[Dataset extract]
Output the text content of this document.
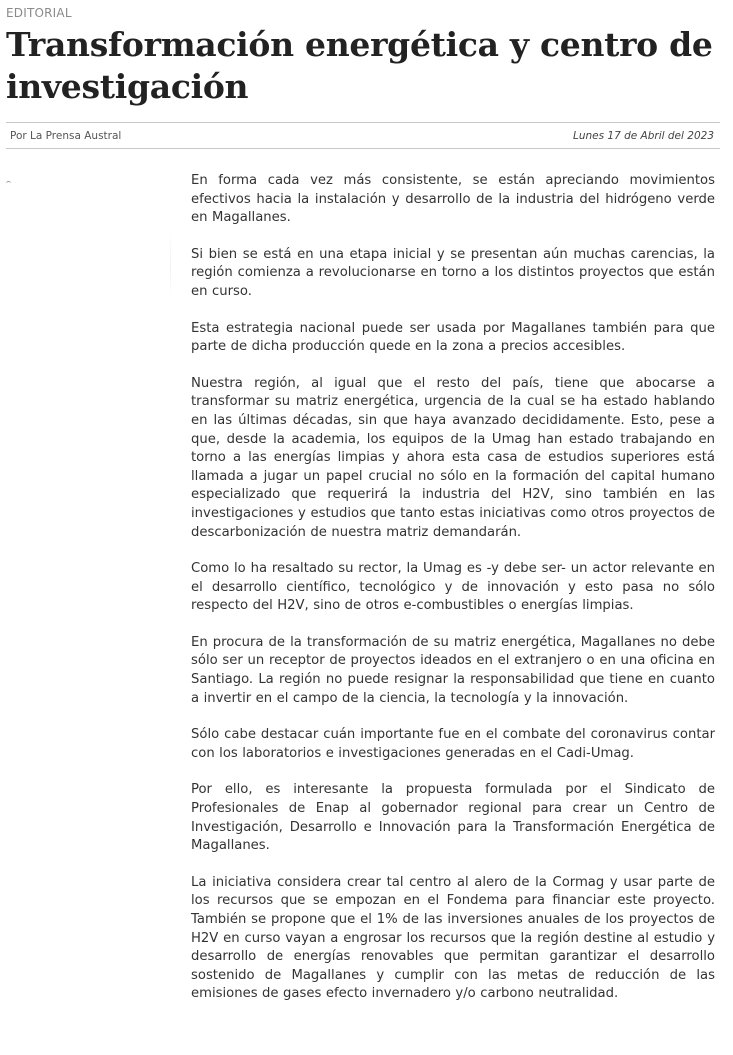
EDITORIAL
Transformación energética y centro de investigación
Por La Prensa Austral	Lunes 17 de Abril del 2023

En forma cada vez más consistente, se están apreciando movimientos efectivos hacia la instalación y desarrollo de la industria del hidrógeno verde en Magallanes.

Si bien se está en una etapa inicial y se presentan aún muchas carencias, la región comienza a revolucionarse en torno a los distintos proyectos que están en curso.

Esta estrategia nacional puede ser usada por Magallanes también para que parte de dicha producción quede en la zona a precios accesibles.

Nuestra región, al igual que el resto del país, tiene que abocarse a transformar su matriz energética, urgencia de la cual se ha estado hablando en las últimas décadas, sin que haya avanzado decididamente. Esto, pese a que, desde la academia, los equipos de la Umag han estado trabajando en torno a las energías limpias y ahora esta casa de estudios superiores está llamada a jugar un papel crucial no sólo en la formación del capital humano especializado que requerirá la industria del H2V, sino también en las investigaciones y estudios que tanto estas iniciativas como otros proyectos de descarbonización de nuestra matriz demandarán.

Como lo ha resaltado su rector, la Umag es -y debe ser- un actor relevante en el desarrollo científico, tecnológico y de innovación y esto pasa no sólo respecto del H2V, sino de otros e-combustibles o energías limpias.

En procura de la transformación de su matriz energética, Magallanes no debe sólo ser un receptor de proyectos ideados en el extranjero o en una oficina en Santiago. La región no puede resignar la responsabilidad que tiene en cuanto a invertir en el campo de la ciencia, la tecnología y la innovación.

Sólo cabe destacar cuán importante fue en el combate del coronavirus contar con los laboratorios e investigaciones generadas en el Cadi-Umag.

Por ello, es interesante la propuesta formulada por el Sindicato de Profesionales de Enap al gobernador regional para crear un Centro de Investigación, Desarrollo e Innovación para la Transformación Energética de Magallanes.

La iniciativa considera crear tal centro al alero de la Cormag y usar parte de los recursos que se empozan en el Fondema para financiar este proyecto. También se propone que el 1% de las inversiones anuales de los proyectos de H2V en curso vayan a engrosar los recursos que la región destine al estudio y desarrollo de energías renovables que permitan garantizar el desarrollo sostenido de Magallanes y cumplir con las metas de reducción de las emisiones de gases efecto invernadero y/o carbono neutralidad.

[Exercise details]
Across the data above, how many lines include the word "crear"? Give only the number.

[Output of the task]
2